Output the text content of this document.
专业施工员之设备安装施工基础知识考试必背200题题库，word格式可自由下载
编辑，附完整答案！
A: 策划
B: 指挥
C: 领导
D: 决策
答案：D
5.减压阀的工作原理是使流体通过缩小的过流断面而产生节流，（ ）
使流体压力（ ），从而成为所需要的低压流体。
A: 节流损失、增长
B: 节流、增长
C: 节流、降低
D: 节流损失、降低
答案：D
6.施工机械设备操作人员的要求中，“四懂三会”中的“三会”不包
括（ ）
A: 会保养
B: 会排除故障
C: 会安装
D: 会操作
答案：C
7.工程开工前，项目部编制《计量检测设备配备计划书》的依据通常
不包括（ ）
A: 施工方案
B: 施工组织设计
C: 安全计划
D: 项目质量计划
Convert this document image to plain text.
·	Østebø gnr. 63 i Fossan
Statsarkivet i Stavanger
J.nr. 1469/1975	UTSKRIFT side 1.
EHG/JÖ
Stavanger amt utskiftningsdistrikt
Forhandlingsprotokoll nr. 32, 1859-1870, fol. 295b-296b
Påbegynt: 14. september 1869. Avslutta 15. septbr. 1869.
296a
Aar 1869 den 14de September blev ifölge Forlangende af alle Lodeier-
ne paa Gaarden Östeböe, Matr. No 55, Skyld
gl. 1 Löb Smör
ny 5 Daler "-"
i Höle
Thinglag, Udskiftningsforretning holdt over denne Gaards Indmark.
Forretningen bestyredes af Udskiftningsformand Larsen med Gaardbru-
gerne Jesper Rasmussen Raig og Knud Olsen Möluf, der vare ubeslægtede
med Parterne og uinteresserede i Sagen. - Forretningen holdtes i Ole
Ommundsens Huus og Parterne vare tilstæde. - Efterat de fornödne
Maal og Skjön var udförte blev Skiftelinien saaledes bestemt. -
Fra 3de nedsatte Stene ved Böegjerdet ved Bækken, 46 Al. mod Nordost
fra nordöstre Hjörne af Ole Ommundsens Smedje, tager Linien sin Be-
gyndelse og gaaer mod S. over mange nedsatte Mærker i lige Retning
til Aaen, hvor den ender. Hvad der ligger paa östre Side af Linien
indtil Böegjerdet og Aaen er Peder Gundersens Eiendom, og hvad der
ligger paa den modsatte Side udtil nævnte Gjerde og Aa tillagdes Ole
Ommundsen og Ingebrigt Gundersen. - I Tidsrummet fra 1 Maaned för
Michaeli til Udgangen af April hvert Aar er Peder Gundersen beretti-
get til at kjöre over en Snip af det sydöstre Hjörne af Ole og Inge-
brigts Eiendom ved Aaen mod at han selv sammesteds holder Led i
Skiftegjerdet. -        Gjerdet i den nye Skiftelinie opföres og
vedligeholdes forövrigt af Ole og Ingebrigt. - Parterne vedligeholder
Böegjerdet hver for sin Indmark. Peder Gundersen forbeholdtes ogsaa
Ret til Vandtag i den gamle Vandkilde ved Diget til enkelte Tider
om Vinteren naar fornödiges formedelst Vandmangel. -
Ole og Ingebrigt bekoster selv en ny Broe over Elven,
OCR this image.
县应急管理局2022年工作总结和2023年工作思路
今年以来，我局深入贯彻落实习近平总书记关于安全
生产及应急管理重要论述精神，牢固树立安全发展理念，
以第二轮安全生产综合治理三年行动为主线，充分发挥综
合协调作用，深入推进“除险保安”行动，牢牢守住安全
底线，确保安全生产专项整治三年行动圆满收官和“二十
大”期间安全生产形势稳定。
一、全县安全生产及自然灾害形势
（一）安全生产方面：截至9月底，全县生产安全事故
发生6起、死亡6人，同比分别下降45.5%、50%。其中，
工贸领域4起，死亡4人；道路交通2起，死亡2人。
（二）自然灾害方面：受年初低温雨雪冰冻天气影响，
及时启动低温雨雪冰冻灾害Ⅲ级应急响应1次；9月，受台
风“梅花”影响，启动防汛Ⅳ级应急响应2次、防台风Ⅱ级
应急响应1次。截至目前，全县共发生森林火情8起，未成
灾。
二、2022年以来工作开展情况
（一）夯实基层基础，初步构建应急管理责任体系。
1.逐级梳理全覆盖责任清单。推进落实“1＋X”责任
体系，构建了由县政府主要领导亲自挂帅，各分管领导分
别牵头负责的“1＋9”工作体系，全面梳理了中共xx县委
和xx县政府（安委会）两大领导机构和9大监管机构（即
• • • • •
● Work to do
Give nothing but the count of lines in the listing above that hold the string "image".

● The result
2